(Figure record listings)
━━━━━━━━━━━━━━━━
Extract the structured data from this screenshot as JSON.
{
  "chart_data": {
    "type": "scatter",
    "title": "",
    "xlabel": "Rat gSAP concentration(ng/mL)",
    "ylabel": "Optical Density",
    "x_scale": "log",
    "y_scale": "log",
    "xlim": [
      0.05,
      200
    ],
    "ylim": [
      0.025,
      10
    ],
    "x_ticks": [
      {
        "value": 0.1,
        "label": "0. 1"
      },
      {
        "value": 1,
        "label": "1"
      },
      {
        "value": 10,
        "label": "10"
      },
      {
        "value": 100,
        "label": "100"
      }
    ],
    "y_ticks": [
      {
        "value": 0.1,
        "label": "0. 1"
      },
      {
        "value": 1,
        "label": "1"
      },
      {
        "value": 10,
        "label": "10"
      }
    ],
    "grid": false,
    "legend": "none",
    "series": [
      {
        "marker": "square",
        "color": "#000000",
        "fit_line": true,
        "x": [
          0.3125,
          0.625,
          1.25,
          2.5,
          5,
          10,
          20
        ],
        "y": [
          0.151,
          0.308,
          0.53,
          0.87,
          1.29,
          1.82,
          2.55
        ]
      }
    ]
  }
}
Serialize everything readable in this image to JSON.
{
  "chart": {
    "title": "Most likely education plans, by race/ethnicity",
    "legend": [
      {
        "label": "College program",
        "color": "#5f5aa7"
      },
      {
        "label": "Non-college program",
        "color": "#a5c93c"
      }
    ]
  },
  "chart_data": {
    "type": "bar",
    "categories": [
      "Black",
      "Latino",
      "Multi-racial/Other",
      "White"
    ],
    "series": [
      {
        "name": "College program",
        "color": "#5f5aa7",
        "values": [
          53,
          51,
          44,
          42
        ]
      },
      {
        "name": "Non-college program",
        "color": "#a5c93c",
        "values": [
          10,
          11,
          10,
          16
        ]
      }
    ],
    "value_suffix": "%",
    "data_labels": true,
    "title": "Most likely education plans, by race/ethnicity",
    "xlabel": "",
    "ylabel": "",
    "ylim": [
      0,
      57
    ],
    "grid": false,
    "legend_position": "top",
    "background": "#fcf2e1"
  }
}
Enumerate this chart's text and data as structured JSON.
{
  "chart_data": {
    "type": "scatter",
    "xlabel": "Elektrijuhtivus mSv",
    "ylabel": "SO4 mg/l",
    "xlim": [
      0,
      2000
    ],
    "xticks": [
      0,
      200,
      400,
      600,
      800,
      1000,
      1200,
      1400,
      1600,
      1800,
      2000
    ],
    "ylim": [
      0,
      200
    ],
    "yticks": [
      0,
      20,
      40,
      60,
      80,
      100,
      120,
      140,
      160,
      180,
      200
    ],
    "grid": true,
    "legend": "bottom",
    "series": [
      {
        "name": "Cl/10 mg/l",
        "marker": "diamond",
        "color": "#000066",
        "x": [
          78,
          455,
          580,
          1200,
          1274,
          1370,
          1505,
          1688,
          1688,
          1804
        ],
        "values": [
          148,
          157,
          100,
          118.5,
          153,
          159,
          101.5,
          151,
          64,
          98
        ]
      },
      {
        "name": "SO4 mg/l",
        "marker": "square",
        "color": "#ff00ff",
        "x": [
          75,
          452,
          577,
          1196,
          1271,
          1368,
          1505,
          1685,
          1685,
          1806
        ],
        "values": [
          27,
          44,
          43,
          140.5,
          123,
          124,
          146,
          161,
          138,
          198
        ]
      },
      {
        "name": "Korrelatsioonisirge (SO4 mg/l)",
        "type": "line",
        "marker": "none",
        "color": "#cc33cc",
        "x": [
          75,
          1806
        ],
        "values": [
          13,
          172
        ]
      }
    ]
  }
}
━━━━━━━━━━━━━━━━
Write out each line of the data above again, exactly as given.

Extract the structured data from this screenshot as JSON.
{
  "chart_data": {
    "type": "scatter",
    "title": "",
    "xlabel": "Rat gSAP concentration(ng/mL)",
    "ylabel": "Optical Density",
    "x_scale": "log",
    "y_scale": "log",
    "xlim": [
      0.05,
      200
    ],
    "ylim": [
      0.025,
      10
    ],
    "x_ticks": [
      {
        "value": 0.1,
        "label": "0. 1"
      },
      {
        "value": 1,
        "label": "1"
      },
      {
        "value": 10,
        "label": "10"
      },
      {
        "value": 100,
        "label": "100"
      }
    ],
    "y_ticks": [
      {
        "value": 0.1,
        "label": "0. 1"
      },
      {
        "value": 1,
        "label": "1"
      },
      {
        "value": 10,
        "label": "10"
      }
    ],
    "grid": false,
    "legend": "none",
    "series": [
      {
        "marker": "square",
        "color": "#000000",
        "fit_line": true,
        "x": [
          0.3125,
          0.625,
          1.25,
          2.5,
          5,
          10,
          20
        ],
        "y": [
          0.151,
          0.308,
          0.53,
          0.87,
          1.29,
          1.82,
          2.55
        ]
      }
    ]
  }
}
Serialize everything readable in this image to JSON.
{
  "chart": {
    "title": "Most likely education plans, by race/ethnicity",
    "legend": [
      {
        "label": "College program",
        "color": "#5f5aa7"
      },
      {
        "label": "Non-college program",
        "color": "#a5c93c"
      }
    ]
  },
  "chart_data": {
    "type": "bar",
    "categories": [
      "Black",
      "Latino",
      "Multi-racial/Other",
      "White"
    ],
    "series": [
      {
        "name": "College program",
        "color": "#5f5aa7",
        "values": [
          53,
          51,
          44,
          42
        ]
      },
      {
        "name": "Non-college program",
        "color": "#a5c93c",
        "values": [
          10,
          11,
          10,
          16
        ]
      }
    ],
    "value_suffix": "%",
    "data_labels": true,
    "title": "Most likely education plans, by race/ethnicity",
    "xlabel": "",
    "ylabel": "",
    "ylim": [
      0,
      57
    ],
    "grid": false,
    "legend_position": "top",
    "background": "#fcf2e1"
  }
}
Enumerate this chart's text and data as structured JSON.
{
  "chart_data": {
    "type": "scatter",
    "xlabel": "Elektrijuhtivus mSv",
    "ylabel": "SO4 mg/l",
    "xlim": [
      0,
      2000
    ],
    "xticks": [
      0,
      200,
      400,
      600,
      800,
      1000,
      1200,
      1400,
      1600,
      1800,
      2000
    ],
    "ylim": [
      0,
      200
    ],
    "yticks": [
      0,
      20,
      40,
      60,
      80,
      100,
      120,
      140,
      160,
      180,
      200
    ],
    "grid": true,
    "legend": "bottom",
    "series": [
      {
        "name": "Cl/10 mg/l",
        "marker": "diamond",
        "color": "#000066",
        "x": [
          78,
          455,
          580,
          1200,
          1274,
          1370,
          1505,
          1688,
          1688,
          1804
        ],
        "values": [
          148,
          157,
          100,
          118.5,
          153,
          159,
          101.5,
          151,
          64,
          98
        ]
      },
      {
        "name": "SO4 mg/l",
        "marker": "square",
        "color": "#ff00ff",
        "x": [
          75,
          452,
          577,
          1196,
          1271,
          1368,
          1505,
          1685,
          1685,
          1806
        ],
        "values": [
          27,
          44,
          43,
          140.5,
          123,
          124,
          146,
          161,
          138,
          198
        ]
      },
      {
        "name": "Korrelatsioonisirge (SO4 mg/l)",
        "type": "line",
        "marker": "none",
        "color": "#cc33cc",
        "x": [
          75,
          1806
        ],
        "values": [
          13,
          172
        ]
      }
    ]
  }
}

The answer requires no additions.